--- Dataset content Enclosed Below ---

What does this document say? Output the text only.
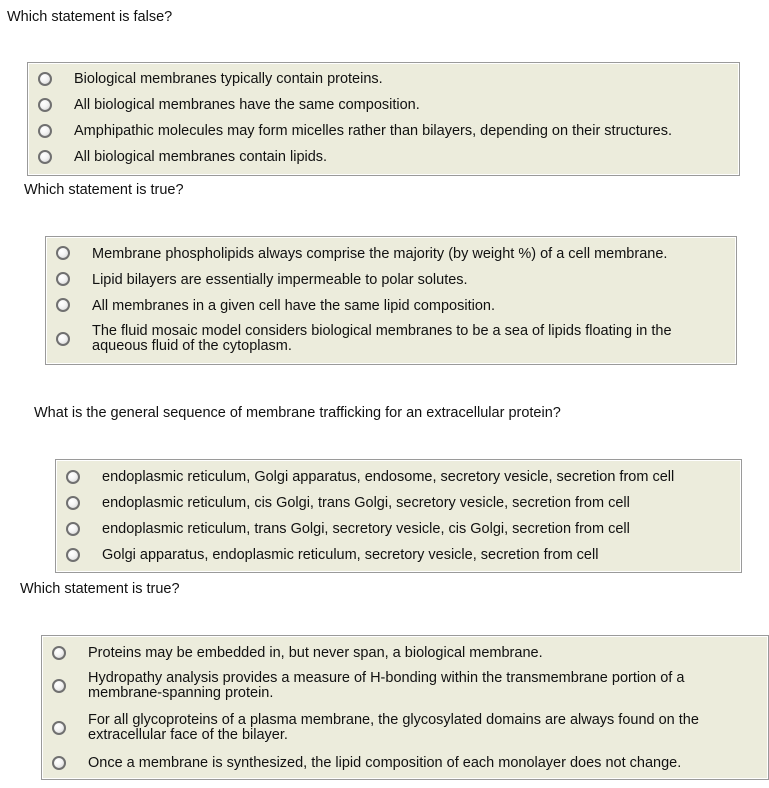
Which statement is false?
Biological membranes typically contain proteins.
All biological membranes have the same composition.
Amphipathic molecules may form micelles rather than bilayers, depending on their structures.
All biological membranes contain lipids.
Which statement is true?
Membrane phospholipids always comprise the majority (by weight %) of a cell membrane.
Lipid bilayers are essentially impermeable to polar solutes.
All membranes in a given cell have the same lipid composition.
The fluid mosaic model considers biological membranes to be a sea of lipids floating in the
aqueous fluid of the cytoplasm.
What is the general sequence of membrane trafficking for an extracellular protein?
endoplasmic reticulum, Golgi apparatus, endosome, secretory vesicle, secretion from cell
endoplasmic reticulum, cis Golgi, trans Golgi, secretory vesicle, secretion from cell
endoplasmic reticulum, trans Golgi, secretory vesicle, cis Golgi, secretion from cell
Golgi apparatus, endoplasmic reticulum, secretory vesicle, secretion from cell
Which statement is true?
Proteins may be embedded in, but never span, a biological membrane.
Hydropathy analysis provides a measure of H-bonding within the transmembrane portion of a
membrane-spanning protein.
For all glycoproteins of a plasma membrane, the glycosylated domains are always found on the
extracellular face of the bilayer.
Once a membrane is synthesized, the lipid composition of each monolayer does not change.
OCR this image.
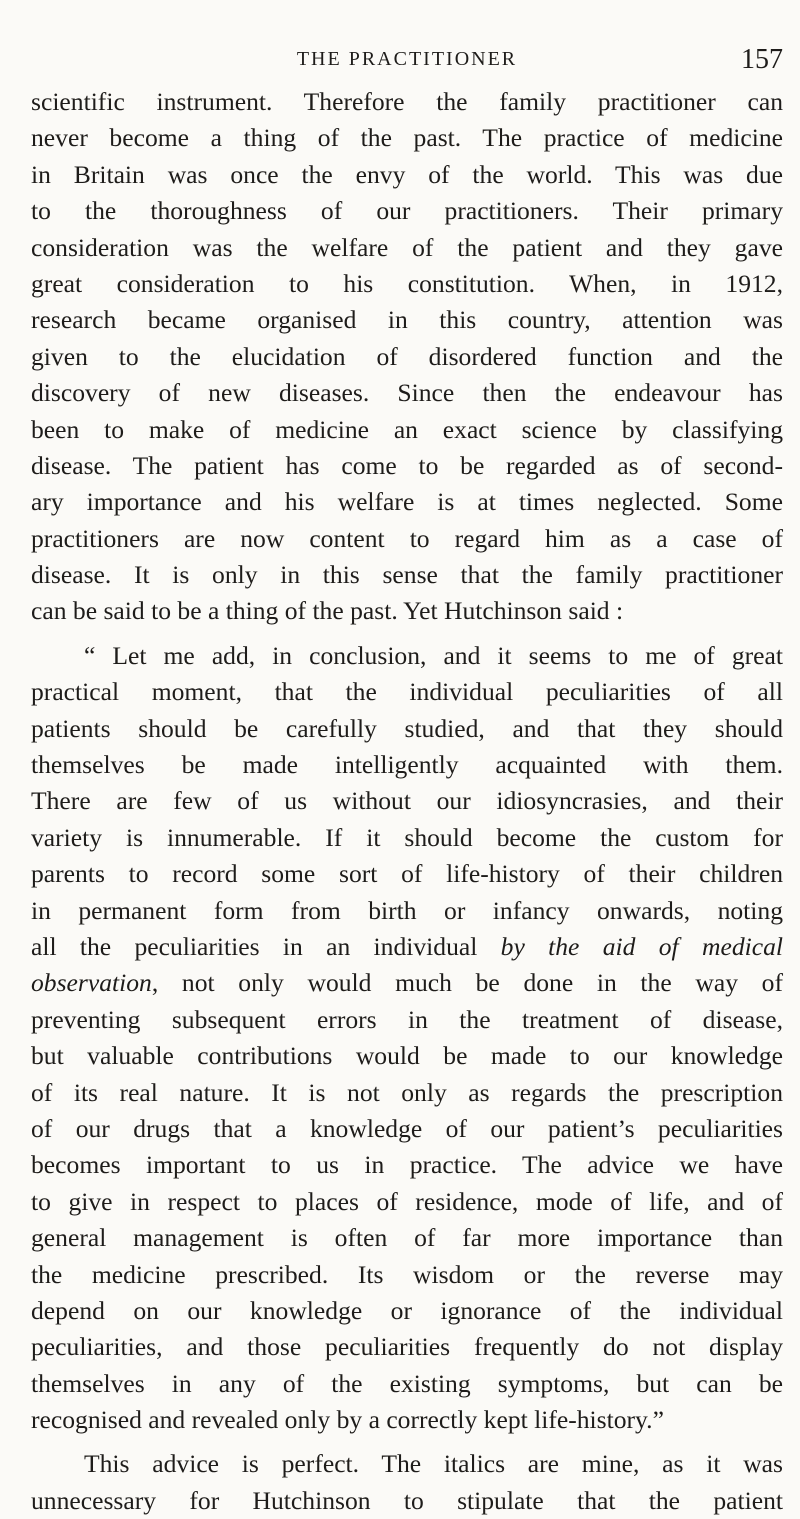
THE PRACTITIONER	157
scientific instrument. Therefore the family practitioner can
never become a thing of the past. The practice of medicine
in Britain was once the envy of the world. This was due
to the thoroughness of our practitioners. Their primary
consideration was the welfare of the patient and they gave
great consideration to his constitution. When, in 1912,
research became organised in this country, attention was
given to the elucidation of disordered function and the
discovery of new diseases. Since then the endeavour has
been to make of medicine an exact science by classifying
disease. The patient has come to be regarded as of second-
ary importance and his welfare is at times neglected. Some
practitioners are now content to regard him as a case of
disease. It is only in this sense that the family practitioner
can be said to be a thing of the past. Yet Hutchinson said :
“ Let me add, in conclusion, and it seems to me of great
practical moment, that the individual peculiarities of all
patients should be carefully studied, and that they should
themselves be made intelligently acquainted with them.
There are few of us without our idiosyncrasies, and their
variety is innumerable. If it should become the custom for
parents to record some sort of life-history of their children
in permanent form from birth or infancy onwards, noting
all the peculiarities in an individual by the aid of medical
observation, not only would much be done in the way of
preventing subsequent errors in the treatment of disease,
but valuable contributions would be made to our knowledge
of its real nature. It is not only as regards the prescription
of our drugs that a knowledge of our patient’s peculiarities
becomes important to us in practice. The advice we have
to give in respect to places of residence, mode of life, and of
general management is often of far more importance than
the medicine prescribed. Its wisdom or the reverse may
depend on our knowledge or ignorance of the individual
peculiarities, and those peculiarities frequently do not display
themselves in any of the existing symptoms, but can be
recognised and revealed only by a correctly kept life-history.”
This advice is perfect. The italics are mine, as it was
unnecessary for Hutchinson to stipulate that the patient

--- End of Enclosed Dataset content ---

Aim of the exercise: Throughout the records above, find the lines in which the word "should" appears and return them.

Answer box:
patients should be carefully studied, and that they should
variety is innumerable. If it should become the custom for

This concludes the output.